Identify all lines below that hold "Pleasanton" and collect them.

— start Data extract —

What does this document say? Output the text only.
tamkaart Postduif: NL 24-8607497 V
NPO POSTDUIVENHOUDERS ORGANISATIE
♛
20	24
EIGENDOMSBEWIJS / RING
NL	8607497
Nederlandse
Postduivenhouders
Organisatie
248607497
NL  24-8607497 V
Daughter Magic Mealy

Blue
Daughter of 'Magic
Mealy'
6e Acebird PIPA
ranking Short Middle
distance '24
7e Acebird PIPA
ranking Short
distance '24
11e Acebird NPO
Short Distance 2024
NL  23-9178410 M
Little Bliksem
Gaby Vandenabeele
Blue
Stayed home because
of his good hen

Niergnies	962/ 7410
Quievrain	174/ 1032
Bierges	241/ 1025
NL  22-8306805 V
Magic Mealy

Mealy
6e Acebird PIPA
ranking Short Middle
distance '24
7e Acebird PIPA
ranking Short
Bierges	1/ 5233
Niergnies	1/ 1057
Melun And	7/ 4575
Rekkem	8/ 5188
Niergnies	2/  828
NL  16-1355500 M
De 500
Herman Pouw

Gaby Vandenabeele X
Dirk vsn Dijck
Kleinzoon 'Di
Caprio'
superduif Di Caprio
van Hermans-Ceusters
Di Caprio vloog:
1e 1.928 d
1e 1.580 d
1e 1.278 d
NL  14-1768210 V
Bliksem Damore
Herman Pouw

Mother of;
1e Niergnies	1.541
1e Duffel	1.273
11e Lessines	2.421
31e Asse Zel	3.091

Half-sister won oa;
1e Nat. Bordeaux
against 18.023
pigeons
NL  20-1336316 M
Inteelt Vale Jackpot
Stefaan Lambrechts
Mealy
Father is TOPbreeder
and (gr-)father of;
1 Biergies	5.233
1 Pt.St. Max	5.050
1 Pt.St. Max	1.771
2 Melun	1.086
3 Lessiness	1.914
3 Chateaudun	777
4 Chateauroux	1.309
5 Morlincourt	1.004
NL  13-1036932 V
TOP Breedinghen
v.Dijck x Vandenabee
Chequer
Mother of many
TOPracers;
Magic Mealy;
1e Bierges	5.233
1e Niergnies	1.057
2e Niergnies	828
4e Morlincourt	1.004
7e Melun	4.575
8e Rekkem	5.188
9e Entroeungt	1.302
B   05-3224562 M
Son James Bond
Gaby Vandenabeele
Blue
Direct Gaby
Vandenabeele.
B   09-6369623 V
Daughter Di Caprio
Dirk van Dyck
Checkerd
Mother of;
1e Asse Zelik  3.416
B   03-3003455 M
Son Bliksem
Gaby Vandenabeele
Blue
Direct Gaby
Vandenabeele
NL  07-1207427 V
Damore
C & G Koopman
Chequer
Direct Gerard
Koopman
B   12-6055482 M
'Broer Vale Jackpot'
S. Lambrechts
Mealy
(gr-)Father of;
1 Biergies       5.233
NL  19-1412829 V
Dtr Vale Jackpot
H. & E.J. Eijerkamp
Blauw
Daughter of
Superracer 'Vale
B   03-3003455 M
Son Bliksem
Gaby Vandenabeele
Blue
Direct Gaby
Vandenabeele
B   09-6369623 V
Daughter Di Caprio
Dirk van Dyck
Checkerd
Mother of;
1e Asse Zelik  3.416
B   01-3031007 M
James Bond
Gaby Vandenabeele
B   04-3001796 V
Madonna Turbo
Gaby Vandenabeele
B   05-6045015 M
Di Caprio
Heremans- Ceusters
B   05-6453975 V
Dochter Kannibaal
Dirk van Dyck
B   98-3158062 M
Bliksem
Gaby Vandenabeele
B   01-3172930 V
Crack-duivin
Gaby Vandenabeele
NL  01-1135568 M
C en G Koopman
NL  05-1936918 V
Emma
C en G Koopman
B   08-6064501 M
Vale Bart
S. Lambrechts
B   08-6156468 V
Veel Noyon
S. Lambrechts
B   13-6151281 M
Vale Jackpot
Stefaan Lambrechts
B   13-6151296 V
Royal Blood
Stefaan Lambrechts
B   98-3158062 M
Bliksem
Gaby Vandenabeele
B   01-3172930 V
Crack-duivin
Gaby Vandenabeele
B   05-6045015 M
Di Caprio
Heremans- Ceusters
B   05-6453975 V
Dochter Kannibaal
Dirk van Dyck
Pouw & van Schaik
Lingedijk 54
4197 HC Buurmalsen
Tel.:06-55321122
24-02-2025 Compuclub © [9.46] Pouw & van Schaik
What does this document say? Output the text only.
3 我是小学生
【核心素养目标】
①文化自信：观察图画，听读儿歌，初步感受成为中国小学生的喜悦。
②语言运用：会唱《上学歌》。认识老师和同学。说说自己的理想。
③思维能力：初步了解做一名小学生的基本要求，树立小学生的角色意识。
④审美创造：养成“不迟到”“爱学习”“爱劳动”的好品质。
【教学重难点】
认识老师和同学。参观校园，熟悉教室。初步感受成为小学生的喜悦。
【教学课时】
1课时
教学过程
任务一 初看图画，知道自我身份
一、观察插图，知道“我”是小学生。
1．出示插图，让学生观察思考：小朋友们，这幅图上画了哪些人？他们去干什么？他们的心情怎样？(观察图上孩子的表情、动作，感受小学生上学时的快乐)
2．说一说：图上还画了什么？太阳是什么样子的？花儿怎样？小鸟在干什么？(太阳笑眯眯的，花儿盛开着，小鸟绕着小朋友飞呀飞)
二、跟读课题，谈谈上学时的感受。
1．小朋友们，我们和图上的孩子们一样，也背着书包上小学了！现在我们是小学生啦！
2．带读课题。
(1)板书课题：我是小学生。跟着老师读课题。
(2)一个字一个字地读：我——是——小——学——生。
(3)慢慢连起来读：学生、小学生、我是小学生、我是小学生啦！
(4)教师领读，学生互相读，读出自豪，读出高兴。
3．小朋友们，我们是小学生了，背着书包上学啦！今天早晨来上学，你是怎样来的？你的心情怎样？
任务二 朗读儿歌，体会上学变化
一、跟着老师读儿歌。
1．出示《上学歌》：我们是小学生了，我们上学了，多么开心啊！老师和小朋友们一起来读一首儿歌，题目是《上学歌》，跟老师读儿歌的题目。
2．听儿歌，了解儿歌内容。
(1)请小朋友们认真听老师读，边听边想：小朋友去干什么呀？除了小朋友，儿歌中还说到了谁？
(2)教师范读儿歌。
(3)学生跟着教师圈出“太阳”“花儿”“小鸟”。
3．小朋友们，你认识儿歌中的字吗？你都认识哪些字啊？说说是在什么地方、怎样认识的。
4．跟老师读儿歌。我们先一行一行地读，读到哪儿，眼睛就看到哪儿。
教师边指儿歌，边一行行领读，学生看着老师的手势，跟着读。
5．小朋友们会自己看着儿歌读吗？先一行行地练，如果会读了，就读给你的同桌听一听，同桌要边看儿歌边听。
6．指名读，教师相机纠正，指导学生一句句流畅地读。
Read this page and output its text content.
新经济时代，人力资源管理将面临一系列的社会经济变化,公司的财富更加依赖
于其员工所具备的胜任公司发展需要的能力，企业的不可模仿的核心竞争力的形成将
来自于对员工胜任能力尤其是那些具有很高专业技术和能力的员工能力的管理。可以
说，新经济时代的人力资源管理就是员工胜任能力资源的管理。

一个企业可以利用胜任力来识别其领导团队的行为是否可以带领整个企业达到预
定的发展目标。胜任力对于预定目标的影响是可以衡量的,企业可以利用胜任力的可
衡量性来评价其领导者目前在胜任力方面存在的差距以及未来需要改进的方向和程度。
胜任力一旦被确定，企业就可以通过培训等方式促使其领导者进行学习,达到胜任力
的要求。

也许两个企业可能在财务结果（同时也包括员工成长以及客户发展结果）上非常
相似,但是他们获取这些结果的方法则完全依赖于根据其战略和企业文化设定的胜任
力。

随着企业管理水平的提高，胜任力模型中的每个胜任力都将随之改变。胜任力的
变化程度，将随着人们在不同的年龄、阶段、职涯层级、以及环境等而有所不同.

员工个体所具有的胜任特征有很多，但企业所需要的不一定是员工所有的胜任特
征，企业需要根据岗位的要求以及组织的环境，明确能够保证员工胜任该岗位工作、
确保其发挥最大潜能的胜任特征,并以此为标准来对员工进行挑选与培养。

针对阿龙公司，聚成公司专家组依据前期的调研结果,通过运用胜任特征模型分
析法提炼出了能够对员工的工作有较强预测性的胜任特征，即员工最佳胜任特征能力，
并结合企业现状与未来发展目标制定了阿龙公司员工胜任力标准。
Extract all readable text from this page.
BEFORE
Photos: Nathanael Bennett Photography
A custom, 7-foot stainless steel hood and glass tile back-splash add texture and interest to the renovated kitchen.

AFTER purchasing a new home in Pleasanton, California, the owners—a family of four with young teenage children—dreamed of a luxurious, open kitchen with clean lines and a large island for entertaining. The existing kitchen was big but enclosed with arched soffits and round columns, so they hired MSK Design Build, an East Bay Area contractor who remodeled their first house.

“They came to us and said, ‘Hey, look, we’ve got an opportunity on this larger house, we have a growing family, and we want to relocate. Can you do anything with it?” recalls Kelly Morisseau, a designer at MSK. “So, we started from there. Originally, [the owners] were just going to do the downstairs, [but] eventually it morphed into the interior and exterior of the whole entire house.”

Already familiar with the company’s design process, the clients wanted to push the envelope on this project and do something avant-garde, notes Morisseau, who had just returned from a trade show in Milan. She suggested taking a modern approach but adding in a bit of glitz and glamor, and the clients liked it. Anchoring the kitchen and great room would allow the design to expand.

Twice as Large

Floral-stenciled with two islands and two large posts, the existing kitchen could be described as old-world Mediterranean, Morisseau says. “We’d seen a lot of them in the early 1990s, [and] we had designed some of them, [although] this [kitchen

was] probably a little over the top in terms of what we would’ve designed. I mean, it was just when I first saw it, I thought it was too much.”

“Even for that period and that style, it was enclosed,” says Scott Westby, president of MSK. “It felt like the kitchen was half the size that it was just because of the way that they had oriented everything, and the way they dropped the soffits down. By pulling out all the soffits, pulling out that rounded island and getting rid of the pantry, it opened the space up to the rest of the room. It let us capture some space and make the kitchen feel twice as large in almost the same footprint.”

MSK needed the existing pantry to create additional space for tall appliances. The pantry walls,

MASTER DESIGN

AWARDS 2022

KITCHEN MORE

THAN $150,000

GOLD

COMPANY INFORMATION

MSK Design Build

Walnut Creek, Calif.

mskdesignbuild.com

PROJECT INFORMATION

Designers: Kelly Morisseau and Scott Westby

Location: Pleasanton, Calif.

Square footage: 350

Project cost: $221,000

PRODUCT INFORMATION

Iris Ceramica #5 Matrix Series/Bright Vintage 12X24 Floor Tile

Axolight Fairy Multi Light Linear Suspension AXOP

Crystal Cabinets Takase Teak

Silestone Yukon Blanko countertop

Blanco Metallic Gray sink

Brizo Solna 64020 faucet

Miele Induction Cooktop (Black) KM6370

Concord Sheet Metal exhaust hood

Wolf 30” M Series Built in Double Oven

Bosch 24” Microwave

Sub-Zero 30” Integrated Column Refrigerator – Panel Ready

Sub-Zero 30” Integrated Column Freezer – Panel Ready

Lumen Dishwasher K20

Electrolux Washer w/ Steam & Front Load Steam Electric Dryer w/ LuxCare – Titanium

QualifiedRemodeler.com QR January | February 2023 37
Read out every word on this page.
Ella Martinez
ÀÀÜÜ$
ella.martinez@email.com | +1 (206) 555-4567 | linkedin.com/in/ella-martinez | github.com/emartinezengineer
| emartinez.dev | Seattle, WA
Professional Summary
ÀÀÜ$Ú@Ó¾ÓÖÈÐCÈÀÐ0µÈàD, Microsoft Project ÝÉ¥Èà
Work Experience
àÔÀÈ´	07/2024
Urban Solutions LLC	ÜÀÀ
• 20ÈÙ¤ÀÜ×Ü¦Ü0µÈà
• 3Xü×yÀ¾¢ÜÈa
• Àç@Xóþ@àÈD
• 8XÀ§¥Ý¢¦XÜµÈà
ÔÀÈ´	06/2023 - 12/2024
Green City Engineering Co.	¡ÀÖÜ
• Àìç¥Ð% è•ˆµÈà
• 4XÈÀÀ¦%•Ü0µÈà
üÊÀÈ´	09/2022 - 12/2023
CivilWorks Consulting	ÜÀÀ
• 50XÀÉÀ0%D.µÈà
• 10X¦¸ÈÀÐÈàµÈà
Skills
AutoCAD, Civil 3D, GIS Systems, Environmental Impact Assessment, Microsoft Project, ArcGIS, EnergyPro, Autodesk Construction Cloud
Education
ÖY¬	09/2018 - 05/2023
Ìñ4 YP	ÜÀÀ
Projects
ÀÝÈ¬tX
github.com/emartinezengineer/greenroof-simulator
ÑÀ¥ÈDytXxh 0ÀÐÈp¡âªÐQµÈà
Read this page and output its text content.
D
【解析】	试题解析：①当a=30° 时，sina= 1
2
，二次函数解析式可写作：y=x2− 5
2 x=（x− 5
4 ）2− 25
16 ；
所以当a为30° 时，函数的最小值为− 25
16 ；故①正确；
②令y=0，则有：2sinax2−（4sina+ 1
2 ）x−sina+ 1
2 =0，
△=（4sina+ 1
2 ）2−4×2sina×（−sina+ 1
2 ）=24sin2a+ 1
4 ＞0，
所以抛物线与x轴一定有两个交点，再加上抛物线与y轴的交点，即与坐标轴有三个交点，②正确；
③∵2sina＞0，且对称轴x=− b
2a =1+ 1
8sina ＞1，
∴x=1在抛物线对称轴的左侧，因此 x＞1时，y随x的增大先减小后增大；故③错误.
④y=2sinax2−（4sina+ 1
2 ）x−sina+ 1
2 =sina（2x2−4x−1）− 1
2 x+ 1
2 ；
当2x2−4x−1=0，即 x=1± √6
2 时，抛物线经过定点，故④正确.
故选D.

— end Data extract —

→ **Answer in full**:
AFTER purchasing a new home in Pleasanton, California, the owners—a family of four with young teenage children—dreamed of a luxurious, open kitchen with clean lines and a large island for entertaining. The existing kitchen was big but enclosed with arched soffits and round columns, so they hired MSK Design Build, an East Bay Area contractor who remodeled their first house.
Location: Pleasanton, Calif.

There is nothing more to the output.